Veintiún meses después de la muerte de Isak Andic prosiguen las investigaciones en torno a las causas del fallecimiento del fundador de Mango. Los Mossos d’Esquadra han obtenido información relevante tras ampliar el análisis de su teléfono móvil durante los 12 meses previos a su muerte el 14 de diciembre de 2024. Según fuentes próximas a la investigación citadas por El periódico, esos datos respaldan que Isak Andic gozaba de buen estado de salud y que la caída previa a su muerte que sufrió el 20 de febrero de 2024 en la sede de Mutua Universal, en Barcelona, no se debió a ninguna dolencia física.
Otra caída, diez meses antes de su muerte
La defensa de Jonathan Andic, acusado del homicidio de su padre, ha insistido en que el incidente de Mutua Universal y la caída mortal tras precipitarse por un barranco durante una excursión en Montserrat junto a su hijo en el sendero de Collbató (Montserrat) presentan "similitudes" y podrían explicarse por la artrosis que, según sus peritos, padecía el empresario en ambas rodillas. Un informe pericial aportado por el abogado Cristóbal Martell describía un "patrón de caída caracterizado por pérdida súbita del equilibrio, inclinación anterior progresiva, estrategia de paso ineficaz, ausencia del reflejo de paracaídas y deriva lateral hacia la derecha", y aseguraba que "la hipótesis de que una caída idéntica en la montaña habría producido las mismas lesiones que sufrió Isak Andic se sustenta empíricamente".
Sin embargo, la policía catalana considera que ambos episodios son independientes. El vaciado completo del móvil realizado por la Unidad de Investigación de Martorell, habría revelado "la nula relevancia de la caída en la comida en la Mutua Universal de Barcelona", en la medida en que el magnate "se encontraba en perfecto estado de salud", según las mismas fuentes cercanas a la investigación. Además, el entorno de Andic ya había declarado al inicio de las pesquisas que el fundador de Mango disfrutaba de un "buen estado de salud".
Para dirimir esta cuestión, la jueza instructora del caso, Raquel Nieto, autorizó en julio ampliar el vaciado del móvil con el objetivo expreso de localizar indicios como conversaciones, mensajes u otros datos relacionados sobre el estado de salud del empresario que pudieran ayudar a determinar si sus eventuales problemas físicos habían influido en alguna de las caídas. Hasta entonces, los Mossos solo habían analizado los seis meses previos al fallecimiento. Paralelamente, a petición de la Fiscalía, la magistrada requirió al Institut Català de la Salut el "historial médico, asistencial y farmacológico" de Isak Andic, con el fin de verificar si existía un grado de artrosis compatible con la tesis accidental que sostiene la defensa.

◆ **Qué hacer**
a – Cita del fragmento el pasaje que comienza en "Para dirimir esta" y termina en "sostiene la defensa.".
b – Según el fragmento, ¿qué periodo del móvil habían analizado los Mossos antes de que la jueza autorizara ampliar el vaciado?
Las líneas siguientes son un material independiente del fragmento.

(Datos de reconocimiento de la estructura del documento)
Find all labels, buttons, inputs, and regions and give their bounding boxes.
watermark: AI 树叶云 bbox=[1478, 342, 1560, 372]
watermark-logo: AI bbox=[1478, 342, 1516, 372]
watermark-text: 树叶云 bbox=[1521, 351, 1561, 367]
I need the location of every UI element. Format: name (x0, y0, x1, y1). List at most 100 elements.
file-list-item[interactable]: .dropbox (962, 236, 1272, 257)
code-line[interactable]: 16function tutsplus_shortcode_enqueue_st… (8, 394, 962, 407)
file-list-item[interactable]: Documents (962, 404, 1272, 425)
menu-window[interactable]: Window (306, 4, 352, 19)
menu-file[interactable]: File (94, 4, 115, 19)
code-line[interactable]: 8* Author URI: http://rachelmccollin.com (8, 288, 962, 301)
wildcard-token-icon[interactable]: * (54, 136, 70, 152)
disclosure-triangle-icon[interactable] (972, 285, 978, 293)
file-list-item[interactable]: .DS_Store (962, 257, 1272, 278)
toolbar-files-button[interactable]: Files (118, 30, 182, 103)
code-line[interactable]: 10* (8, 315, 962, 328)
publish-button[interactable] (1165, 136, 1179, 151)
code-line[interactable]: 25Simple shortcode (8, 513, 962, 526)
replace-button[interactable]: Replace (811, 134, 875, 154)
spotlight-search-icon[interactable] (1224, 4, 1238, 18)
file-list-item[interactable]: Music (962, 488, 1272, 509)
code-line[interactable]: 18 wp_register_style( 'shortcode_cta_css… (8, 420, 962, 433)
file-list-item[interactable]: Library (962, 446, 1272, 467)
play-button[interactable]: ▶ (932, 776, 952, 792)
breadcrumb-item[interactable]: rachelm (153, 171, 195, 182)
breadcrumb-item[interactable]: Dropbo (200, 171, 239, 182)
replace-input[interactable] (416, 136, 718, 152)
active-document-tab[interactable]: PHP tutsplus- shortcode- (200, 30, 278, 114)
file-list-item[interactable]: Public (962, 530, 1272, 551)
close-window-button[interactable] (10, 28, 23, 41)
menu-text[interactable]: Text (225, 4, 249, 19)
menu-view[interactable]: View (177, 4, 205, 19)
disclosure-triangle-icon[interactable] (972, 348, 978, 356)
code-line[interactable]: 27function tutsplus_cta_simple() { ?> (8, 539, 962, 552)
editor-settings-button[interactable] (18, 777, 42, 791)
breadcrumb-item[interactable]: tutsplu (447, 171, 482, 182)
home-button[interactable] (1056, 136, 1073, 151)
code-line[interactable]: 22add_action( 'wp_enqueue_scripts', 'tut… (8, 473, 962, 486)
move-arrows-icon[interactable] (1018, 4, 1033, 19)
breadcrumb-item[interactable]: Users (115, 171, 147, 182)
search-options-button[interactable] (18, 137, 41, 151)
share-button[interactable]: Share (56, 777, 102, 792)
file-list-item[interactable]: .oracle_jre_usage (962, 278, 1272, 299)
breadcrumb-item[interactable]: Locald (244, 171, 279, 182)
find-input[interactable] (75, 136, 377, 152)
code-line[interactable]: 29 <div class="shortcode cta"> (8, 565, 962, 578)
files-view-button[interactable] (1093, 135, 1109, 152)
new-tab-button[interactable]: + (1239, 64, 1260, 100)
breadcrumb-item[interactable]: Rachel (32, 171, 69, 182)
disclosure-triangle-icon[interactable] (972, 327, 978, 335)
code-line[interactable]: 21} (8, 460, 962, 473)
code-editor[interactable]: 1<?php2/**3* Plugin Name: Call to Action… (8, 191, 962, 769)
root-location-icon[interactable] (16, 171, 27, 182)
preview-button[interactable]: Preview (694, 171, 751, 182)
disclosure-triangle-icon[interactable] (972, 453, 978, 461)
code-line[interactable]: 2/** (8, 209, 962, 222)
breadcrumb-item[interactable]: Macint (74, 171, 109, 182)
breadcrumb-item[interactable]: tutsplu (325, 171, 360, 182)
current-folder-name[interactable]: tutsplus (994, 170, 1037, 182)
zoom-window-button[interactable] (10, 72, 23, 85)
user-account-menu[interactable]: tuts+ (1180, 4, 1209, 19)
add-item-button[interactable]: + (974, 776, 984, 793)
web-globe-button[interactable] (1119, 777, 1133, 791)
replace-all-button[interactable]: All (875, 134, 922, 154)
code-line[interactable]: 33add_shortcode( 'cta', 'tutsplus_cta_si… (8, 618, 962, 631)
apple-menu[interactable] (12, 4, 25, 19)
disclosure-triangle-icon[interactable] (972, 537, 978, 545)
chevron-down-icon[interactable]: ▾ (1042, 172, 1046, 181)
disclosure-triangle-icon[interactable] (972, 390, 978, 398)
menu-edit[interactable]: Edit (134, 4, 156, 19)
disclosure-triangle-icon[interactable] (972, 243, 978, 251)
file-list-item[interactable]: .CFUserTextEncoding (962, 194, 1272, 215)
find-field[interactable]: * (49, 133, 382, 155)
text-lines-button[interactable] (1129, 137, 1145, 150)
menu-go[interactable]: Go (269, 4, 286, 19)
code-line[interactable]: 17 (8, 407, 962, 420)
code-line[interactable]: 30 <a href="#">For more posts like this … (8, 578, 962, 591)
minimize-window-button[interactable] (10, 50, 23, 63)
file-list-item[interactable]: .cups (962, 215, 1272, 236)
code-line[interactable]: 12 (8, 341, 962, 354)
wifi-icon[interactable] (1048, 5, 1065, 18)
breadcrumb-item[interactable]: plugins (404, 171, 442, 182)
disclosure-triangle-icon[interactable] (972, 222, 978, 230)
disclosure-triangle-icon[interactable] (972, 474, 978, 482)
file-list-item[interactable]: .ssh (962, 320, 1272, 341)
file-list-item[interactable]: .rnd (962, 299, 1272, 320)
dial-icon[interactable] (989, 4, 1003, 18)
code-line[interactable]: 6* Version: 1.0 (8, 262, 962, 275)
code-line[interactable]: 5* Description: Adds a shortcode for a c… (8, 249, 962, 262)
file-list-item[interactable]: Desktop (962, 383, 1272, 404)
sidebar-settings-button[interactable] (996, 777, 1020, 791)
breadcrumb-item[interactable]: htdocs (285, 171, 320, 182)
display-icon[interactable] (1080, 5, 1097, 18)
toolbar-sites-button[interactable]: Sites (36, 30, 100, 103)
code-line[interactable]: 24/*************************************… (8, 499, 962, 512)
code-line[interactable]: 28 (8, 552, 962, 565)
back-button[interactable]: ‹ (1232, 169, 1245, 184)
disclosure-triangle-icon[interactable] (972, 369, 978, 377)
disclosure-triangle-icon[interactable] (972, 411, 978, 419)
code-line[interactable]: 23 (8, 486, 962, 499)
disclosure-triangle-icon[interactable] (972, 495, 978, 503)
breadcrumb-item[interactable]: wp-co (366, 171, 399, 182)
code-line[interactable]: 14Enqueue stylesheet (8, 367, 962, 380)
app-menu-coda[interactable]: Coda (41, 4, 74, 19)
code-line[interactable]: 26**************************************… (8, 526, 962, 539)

◆ **Respuestas por tarea**
a –
Para dirimir esta cuestión, la jueza instructora del caso, Raquel Nieto, autorizó en julio ampliar el vaciado del móvil con el objetivo expreso de localizar indicios como conversaciones, mensajes u otros datos relacionados sobre el estado de salud del empresario que pudieran ayudar a determinar si sus eventuales problemas físicos habían influido en alguna de las caídas. Hasta entonces, los Mossos solo habían analizado los seis meses previos al fallecimiento. Paralelamente, a petición de la Fiscalía, la magistrada requirió al Institut Català de la Salut el "historial médico, asistencial y farmacológico" de Isak Andic, con el fin de verificar si existía un grado de artrosis compatible con la tesis accidental que sostiene la defensa.

b – Los seis meses previos al fallecimiento.